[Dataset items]
********************
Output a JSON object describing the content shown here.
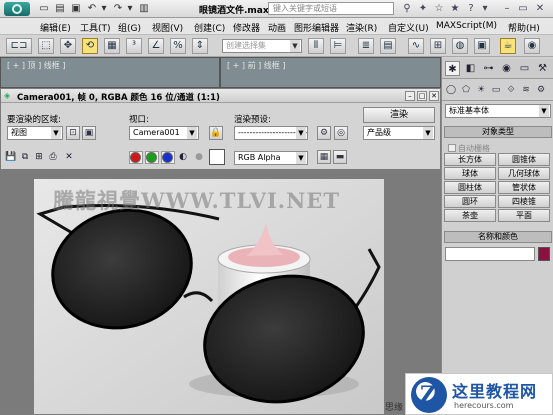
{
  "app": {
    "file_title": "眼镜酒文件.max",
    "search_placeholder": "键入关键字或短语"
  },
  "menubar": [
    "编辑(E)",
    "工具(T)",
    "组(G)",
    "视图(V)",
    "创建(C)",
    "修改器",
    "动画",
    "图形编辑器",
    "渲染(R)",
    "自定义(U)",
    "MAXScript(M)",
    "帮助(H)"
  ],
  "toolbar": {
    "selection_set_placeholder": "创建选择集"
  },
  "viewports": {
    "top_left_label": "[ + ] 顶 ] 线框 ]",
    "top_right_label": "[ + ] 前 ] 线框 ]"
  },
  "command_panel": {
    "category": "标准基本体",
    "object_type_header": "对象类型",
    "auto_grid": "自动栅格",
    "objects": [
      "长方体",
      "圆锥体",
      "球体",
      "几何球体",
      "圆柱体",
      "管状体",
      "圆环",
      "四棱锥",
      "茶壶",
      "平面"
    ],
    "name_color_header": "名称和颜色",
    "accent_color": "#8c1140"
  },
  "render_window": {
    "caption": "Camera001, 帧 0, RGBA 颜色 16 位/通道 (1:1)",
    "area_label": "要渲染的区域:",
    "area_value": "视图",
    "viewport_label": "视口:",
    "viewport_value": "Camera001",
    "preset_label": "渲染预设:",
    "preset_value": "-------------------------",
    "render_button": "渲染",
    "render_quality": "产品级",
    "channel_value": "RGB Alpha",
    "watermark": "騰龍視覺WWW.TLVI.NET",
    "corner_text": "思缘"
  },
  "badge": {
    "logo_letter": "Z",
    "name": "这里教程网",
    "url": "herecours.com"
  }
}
********************
Work required: Quote every record above exactly, leaving out the pictures.

Written reply:
Output a JSON object describing the content shown here.
{
  "app": {
    "file_title": "眼镜酒文件.max",
    "search_placeholder": "键入关键字或短语"
  },
  "menubar": [
    "编辑(E)",
    "工具(T)",
    "组(G)",
    "视图(V)",
    "创建(C)",
    "修改器",
    "动画",
    "图形编辑器",
    "渲染(R)",
    "自定义(U)",
    "MAXScript(M)",
    "帮助(H)"
  ],
  "toolbar": {
    "selection_set_placeholder": "创建选择集"
  },
  "viewports": {
    "top_left_label": "[ + ] 顶 ] 线框 ]",
    "top_right_label": "[ + ] 前 ] 线框 ]"
  },
  "command_panel": {
    "category": "标准基本体",
    "object_type_header": "对象类型",
    "auto_grid": "自动栅格",
    "objects": [
      "长方体",
      "圆锥体",
      "球体",
      "几何球体",
      "圆柱体",
      "管状体",
      "圆环",
      "四棱锥",
      "茶壶",
      "平面"
    ],
    "name_color_header": "名称和颜色",
    "accent_color": "#8c1140"
  },
  "render_window": {
    "caption": "Camera001, 帧 0, RGBA 颜色 16 位/通道 (1:1)",
    "area_label": "要渲染的区域:",
    "area_value": "视图",
    "viewport_label": "视口:",
    "viewport_value": "Camera001",
    "preset_label": "渲染预设:",
    "preset_value": "-------------------------",
    "render_button": "渲染",
    "render_quality": "产品级",
    "channel_value": "RGB Alpha",
    "watermark": "騰龍視覺WWW.TLVI.NET",
    "corner_text": "思缘"
  },
  "badge": {
    "logo_letter": "Z",
    "name": "这里教程网",
    "url": "herecours.com"
  }
}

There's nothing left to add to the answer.